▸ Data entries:
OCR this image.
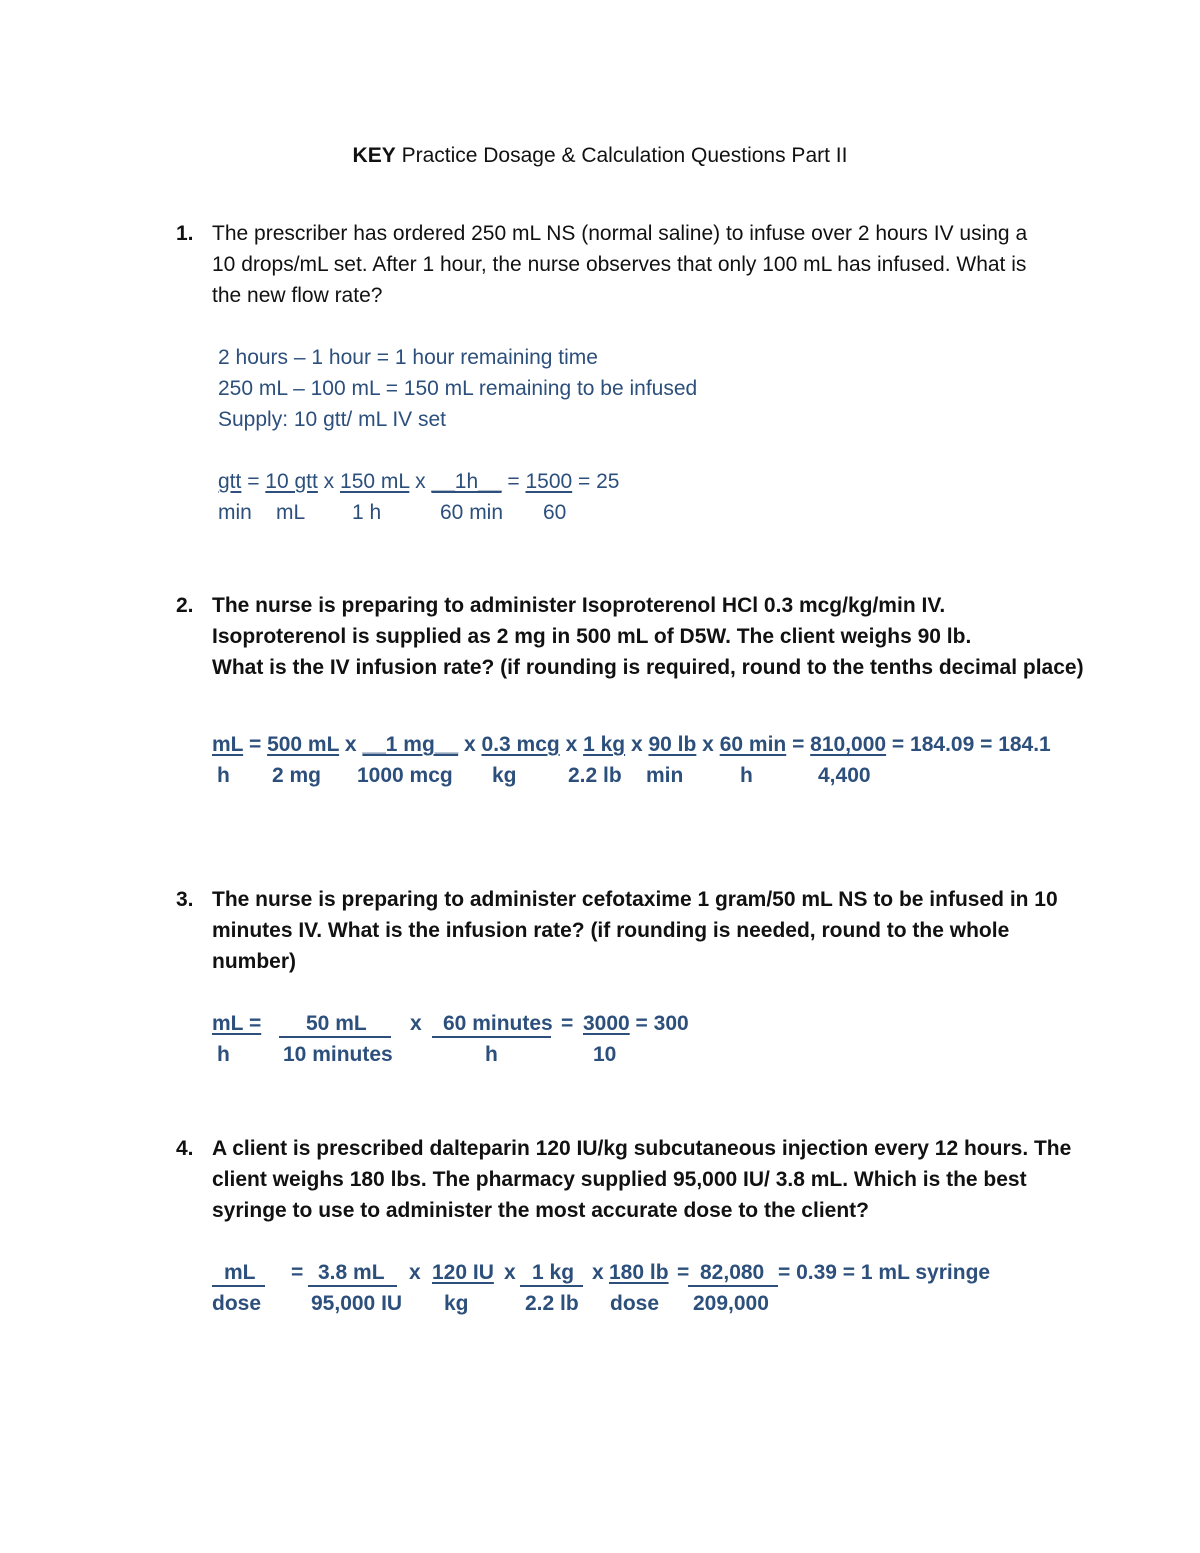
KEY Practice Dosage & Calculation Questions Part II
1. The prescriber has ordered 250 mL NS (normal saline) to infuse over 2 hours IV using a
10 drops/mL set. After 1 hour, the nurse observes that only 100 mL has infused. What is
the new flow rate?
2 hours – 1 hour = 1 hour remaining time
250 mL – 100 mL = 150 mL remaining to be infused
Supply: 10 gtt/ mL IV set
gtt = 10 gtt x 150 mL x __1h__ = 1500 = 25
min mL 1 h	60 min 60
2. The nurse is preparing to administer Isoproterenol HCl 0.3 mcg/kg/min IV.
Isoproterenol is supplied as 2 mg in 500 mL of D5W. The client weighs 90 lb.
What is the IV infusion rate? (if rounding is required, round to the tenths decimal place)
mL = 500 mL x __1 mg__ x 0.3 mcg x 1 kg x 90 lb x 60 min = 810,000 = 184.09 = 184.1
h 2 mg 1000 mcg kg 2.2 lb min	h	4,400
3. The nurse is preparing to administer cefotaxime 1 gram/50 mL NS to be infused in 10
minutes IV. What is the infusion rate? (if rounding is needed, round to the whole
number)
mL = 50 mL x 60 minutes = 3000 = 300
h	10 minutes	h	10
4. A client is prescribed dalteparin 120 IU/kg subcutaneous injection every 12 hours. The
client weighs 180 lbs. The pharmacy supplied 95,000 IU/ 3.8 mL. Which is the best
syringe to use to administer the most accurate dose to the client?
mL = 3.8 mL x 120 IU x 1 kg x 180 lb = 82,080 = 0.39 = 1 mL syringe
dose 95,000 IU kg	2.2 lb dose 209,000
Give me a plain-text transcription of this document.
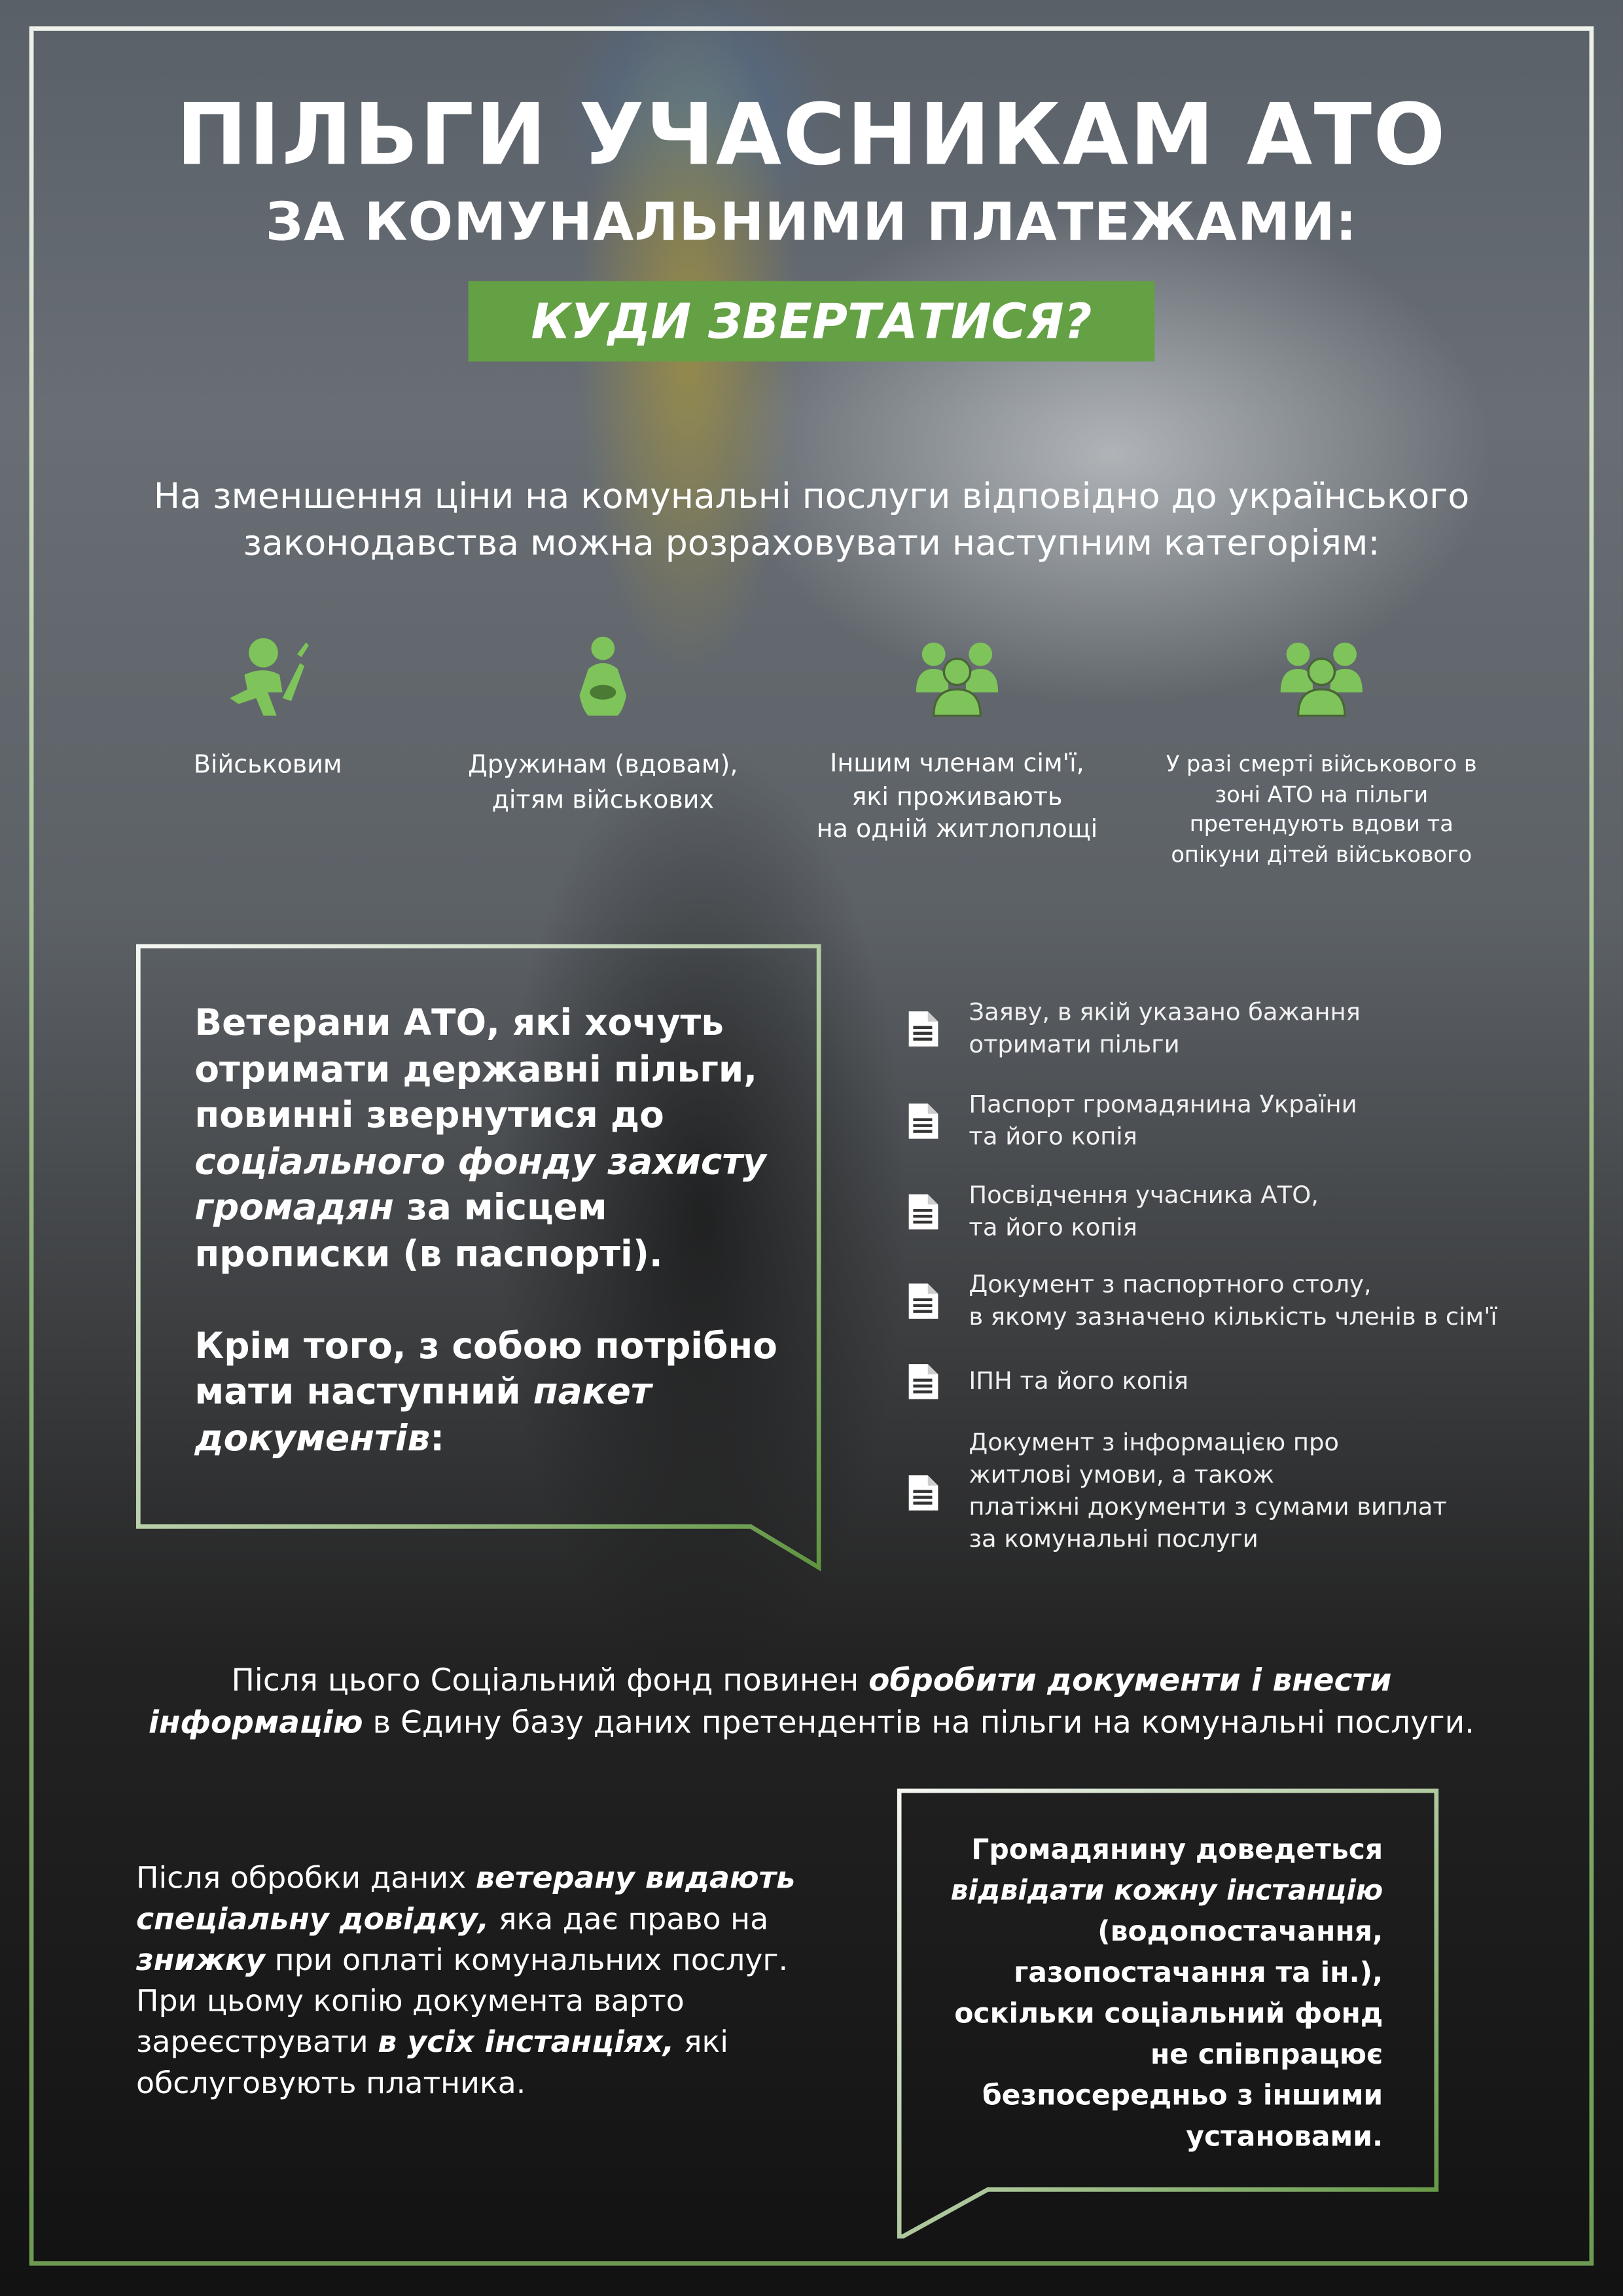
ПІЛЬГИ УЧАСНИКАМ АТО
ЗА КОМУНАЛЬНИМИ ПЛАТЕЖАМИ:
КУДИ ЗВЕРТАТИСЯ?
На зменшення ціни на комунальні послуги відповідно до українського
законодавства можна розраховувати наступним категоріям:
Військовим	Дружинам (вдовам),
дітям військових
Іншим членам сім'ї,
які проживають
на одній житлоплощі
У разі смерті військового в
зоні АТО на пільги
претендують вдови та
опікуни дітей військового
Ветерани АТО, які хочуть
отримати державні пільги,
повинні звернутися до
соціального фонду захисту
громадян за місцем
прописки (в паспорті).
Крім того, з собою потрібно
мати наступний пакет
документів:
Заяву, в якій указано бажання
отримати пільги
Паспорт громадянина України
та його копія
Посвідчення учасника АТО,
та його копія
Документ з паспортного столу,
в якому зазначено кількість членів в сім'ї
ІПН та його копія
Документ з інформацією про
житлові умови, а також
платіжні документи з сумами виплат
за комунальні послуги
Після цього Соціальний фонд повинен обробити документи і внести
інформацію в Єдину базу даних претендентів на пільги на комунальні послуги.
Після обробки даних ветерану видають
спеціальну довідку, яка дає право на
знижку при оплаті комунальних послуг.
При цьому копію документа варто
зареєструвати в усіх інстанціях, які
обслуговують платника.
Громадянину доведеться
відвідати кожну інстанцію
(водопостачання,
газопостачання та ін.),
оскільки соціальний фонд
не співпрацює
безпосередньо з іншими
установами.
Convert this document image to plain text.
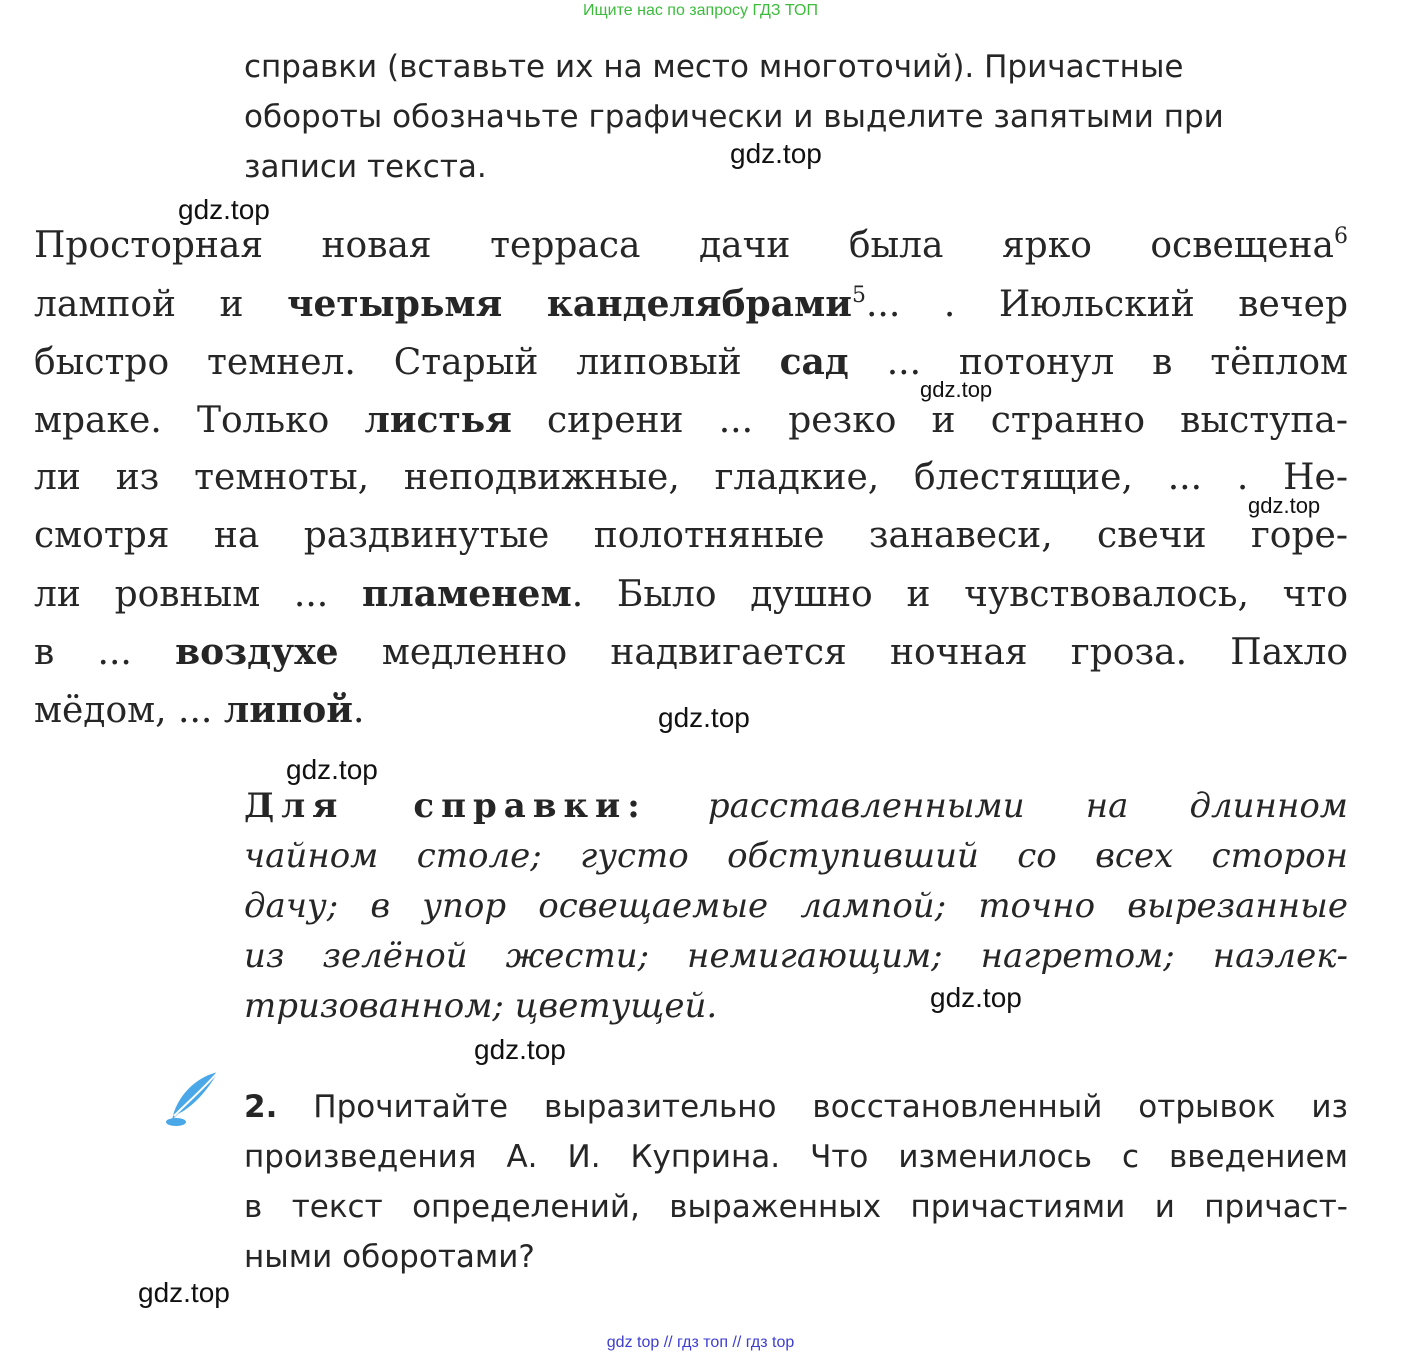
Ищите нас по запросу ГДЗ ТОП
справки (вставьте их на место многоточий). Причастные
обороты обозначьте графически и выделите запятыми при
записи текста.
Просторная новая терраса дачи была ярко освещена$^6$
лампой и четырьмя канделябрами$^5$... . Июльский вечер
быстро темнел. Старый липовый сад ... потонул в тёплом
мраке. Только листья сирени ... резко и странно выступа-
ли из темноты, неподвижные, гладкие, блестящие, ... . Не-
смотря на раздвинутые полотняные занавеси, свечи горе-
ли ровным ... пламенем. Было душно и чувствовалось, что
в ... воздухе медленно надвигается ночная гроза. Пахло
мёдом, ... липой.
Для справки: расставленными на длинном
чайном столе; густо обступивший со всех сторон
дачу; в упор освещаемые лампой; точно вырезанные
из зелёной жести; немигающим; нагретом; наэлек-
тризованном; цветущей.
2. Прочитайте выразительно восстановленный отрывок из
произведения А. И. Куприна. Что изменилось с введением
в текст определений, выраженных причастиями и причаст-
ными оборотами?
gdz.top
gdz.top
gdz.top
gdz.top
gdz.top
gdz.top
gdz.top
gdz.top
gdz.top
gdz top // гдз топ // гдз top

▸ THE PROBLEM:
Copy out each line that contains the word "minutes".

▸ ANSWER:
minutes IV. What is the infusion rate? (if rounding is needed, round to the whole
mL = 50 mL x 60 minutes = 3000 = 300
h	10 minutes	h	10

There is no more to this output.